§ **GIVEN EXERCISE**:
Answer with one number: how many lines have "bfbfbf".
◆ ◆ ◆ ◆ ◆ ◆ ◆
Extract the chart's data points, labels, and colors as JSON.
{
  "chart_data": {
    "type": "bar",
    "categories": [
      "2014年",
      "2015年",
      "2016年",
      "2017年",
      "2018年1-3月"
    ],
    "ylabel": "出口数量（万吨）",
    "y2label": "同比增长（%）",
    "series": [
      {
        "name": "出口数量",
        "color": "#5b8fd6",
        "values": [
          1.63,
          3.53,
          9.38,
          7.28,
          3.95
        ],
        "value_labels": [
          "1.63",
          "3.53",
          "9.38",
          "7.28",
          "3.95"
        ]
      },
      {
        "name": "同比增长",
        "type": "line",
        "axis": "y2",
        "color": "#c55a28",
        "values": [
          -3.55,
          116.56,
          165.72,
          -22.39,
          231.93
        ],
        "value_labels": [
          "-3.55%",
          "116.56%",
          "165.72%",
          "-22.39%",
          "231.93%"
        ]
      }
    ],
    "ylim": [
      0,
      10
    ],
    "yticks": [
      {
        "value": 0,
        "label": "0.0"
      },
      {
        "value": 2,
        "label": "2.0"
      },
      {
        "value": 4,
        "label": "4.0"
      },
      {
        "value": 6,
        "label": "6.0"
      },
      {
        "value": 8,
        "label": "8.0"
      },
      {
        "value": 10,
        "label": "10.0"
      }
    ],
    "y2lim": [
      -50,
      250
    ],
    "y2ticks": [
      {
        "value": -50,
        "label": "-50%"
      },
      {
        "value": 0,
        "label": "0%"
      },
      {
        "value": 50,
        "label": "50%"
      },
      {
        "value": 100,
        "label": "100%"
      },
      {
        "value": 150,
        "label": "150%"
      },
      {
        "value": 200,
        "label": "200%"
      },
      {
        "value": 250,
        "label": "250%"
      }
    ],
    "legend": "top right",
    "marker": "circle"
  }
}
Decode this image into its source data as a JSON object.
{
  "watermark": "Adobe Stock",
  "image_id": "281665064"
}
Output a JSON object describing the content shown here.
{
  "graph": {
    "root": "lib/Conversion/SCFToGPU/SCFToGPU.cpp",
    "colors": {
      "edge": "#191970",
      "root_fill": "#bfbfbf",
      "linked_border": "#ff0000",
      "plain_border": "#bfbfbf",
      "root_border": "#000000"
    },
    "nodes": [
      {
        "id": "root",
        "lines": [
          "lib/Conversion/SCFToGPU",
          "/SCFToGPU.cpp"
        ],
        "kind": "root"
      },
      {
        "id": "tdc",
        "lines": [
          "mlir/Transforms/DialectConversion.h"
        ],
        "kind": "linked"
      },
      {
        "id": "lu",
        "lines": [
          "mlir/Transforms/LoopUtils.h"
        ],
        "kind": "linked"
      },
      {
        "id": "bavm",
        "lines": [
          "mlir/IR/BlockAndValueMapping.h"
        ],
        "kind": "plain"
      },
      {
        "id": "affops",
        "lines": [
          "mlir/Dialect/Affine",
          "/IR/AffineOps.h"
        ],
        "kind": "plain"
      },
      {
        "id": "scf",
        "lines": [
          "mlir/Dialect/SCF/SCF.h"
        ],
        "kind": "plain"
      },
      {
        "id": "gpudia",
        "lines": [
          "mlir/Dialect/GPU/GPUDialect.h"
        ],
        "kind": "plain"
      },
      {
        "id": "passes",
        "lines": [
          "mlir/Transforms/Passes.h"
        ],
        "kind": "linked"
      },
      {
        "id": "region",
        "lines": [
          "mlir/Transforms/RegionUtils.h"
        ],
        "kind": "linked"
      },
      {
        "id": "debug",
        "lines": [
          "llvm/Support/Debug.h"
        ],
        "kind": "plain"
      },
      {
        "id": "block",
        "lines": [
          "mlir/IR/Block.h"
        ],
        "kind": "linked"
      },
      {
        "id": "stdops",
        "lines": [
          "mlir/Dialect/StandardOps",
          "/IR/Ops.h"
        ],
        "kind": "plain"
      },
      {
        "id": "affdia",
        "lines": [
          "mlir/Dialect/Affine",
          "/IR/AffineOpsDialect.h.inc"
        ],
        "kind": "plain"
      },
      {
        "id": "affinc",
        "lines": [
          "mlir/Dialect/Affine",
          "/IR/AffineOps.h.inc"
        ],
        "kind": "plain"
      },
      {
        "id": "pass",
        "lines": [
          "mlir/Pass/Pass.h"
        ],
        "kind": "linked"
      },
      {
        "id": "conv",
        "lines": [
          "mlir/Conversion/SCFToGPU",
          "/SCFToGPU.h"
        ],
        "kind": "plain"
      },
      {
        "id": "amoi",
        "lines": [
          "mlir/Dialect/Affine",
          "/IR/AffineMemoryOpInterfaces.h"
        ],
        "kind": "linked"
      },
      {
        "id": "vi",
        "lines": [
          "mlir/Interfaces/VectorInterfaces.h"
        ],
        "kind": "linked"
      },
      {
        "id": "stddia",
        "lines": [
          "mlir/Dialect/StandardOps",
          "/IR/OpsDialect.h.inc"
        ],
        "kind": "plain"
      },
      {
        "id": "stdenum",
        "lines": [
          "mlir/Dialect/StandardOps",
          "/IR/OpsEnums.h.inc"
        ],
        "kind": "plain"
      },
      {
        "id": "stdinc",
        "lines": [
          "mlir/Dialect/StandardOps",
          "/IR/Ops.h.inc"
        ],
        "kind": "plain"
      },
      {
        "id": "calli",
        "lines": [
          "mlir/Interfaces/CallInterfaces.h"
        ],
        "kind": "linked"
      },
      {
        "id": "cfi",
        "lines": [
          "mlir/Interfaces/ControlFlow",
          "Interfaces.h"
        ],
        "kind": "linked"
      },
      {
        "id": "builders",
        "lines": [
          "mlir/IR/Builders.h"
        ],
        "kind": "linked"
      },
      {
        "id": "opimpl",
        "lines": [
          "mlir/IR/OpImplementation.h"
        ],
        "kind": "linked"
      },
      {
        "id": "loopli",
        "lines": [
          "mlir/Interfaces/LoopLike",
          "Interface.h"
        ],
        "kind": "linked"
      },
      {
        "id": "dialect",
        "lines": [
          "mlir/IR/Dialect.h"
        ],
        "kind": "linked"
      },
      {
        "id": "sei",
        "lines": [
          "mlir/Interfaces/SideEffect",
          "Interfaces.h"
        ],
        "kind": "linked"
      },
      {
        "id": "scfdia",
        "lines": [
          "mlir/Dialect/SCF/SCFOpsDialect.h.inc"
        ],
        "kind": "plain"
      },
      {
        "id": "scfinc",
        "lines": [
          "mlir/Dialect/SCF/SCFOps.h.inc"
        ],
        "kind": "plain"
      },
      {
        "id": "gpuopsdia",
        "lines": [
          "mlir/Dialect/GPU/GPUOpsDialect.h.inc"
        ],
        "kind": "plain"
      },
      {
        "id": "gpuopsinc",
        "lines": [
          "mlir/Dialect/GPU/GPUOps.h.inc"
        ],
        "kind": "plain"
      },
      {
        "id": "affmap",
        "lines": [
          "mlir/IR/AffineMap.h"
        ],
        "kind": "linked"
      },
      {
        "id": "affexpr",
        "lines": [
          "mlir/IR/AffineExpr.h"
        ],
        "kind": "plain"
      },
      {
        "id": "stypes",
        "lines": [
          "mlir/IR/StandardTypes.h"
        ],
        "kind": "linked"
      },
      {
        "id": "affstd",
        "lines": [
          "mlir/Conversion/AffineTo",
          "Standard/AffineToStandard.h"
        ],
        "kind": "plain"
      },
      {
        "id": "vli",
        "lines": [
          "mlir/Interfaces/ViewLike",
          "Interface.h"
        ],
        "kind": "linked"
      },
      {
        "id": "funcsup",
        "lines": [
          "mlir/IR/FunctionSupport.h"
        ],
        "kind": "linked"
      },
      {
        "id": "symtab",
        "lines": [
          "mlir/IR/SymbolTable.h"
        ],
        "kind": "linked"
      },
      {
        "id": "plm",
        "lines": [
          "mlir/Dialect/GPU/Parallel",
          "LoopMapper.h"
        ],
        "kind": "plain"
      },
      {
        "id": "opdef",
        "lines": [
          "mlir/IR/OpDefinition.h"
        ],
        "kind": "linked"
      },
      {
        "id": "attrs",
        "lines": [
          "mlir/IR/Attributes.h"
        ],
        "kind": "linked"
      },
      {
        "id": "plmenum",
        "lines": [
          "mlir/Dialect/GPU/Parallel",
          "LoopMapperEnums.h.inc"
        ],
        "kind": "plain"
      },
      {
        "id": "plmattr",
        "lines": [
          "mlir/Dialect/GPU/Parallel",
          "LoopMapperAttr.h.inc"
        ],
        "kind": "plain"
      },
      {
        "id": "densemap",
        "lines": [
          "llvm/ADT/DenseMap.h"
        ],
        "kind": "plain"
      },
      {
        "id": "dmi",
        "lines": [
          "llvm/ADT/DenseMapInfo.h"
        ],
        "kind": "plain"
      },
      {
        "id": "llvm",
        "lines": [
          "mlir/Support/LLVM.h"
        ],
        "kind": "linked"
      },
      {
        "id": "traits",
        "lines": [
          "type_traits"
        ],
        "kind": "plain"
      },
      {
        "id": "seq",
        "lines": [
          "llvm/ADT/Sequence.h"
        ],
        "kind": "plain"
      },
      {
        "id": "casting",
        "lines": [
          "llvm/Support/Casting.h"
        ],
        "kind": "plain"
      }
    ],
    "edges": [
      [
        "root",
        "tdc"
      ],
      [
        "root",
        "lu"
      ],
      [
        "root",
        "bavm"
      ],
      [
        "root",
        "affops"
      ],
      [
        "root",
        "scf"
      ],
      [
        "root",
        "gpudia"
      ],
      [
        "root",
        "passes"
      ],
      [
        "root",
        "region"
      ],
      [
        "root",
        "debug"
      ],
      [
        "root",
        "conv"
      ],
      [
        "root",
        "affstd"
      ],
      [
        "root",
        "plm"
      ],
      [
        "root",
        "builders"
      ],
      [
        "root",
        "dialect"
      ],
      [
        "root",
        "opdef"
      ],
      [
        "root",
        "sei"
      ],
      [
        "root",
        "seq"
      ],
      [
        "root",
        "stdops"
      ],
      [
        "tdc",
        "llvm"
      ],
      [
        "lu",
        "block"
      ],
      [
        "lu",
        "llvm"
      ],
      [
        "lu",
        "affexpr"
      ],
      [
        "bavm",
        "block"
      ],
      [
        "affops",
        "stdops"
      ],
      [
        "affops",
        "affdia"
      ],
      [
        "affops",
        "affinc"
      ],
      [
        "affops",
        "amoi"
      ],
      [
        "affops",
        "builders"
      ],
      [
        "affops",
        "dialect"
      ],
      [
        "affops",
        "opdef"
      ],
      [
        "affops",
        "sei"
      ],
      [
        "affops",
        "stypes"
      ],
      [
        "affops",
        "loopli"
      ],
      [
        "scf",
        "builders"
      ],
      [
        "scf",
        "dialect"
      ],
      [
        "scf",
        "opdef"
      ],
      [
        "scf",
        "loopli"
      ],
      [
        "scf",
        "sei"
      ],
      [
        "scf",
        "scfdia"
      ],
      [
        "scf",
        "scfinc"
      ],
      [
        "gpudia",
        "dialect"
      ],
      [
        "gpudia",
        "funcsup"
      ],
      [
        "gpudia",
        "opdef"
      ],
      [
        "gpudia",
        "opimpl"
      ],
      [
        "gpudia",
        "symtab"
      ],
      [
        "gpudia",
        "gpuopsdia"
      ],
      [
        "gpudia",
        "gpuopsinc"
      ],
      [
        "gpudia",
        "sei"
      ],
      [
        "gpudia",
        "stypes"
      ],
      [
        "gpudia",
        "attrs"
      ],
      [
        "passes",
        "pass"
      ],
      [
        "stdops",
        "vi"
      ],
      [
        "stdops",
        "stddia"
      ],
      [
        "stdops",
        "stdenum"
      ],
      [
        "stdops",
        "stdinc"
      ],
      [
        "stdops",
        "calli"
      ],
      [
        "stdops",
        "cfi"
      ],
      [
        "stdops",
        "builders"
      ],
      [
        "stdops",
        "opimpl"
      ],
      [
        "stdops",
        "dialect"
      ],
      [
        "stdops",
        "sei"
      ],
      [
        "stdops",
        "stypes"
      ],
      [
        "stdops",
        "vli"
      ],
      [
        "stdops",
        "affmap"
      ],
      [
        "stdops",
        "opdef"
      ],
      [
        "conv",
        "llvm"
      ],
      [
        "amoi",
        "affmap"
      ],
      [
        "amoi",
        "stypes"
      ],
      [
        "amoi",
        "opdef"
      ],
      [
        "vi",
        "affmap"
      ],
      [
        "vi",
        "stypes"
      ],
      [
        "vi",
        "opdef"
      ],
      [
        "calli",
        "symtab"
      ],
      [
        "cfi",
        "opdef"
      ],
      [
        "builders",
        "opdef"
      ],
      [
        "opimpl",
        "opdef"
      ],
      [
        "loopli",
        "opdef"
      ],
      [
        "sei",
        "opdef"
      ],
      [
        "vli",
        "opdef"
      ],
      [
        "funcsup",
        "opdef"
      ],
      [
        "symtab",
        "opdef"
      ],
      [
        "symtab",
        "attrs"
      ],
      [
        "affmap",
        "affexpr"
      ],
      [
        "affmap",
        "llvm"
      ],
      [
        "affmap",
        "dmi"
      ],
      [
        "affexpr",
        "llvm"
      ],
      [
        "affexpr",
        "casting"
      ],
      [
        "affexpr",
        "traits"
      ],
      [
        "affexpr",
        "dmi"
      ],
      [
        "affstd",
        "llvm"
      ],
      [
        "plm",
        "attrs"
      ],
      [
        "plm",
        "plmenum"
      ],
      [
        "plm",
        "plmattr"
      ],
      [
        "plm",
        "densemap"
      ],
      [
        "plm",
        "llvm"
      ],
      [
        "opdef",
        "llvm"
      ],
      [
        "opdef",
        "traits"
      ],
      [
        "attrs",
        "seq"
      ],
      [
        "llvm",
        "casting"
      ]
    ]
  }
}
◆ ◆ ◆ ◆ ◆ ◆ ◆
§ **ANSWER TO THE TASK**:
2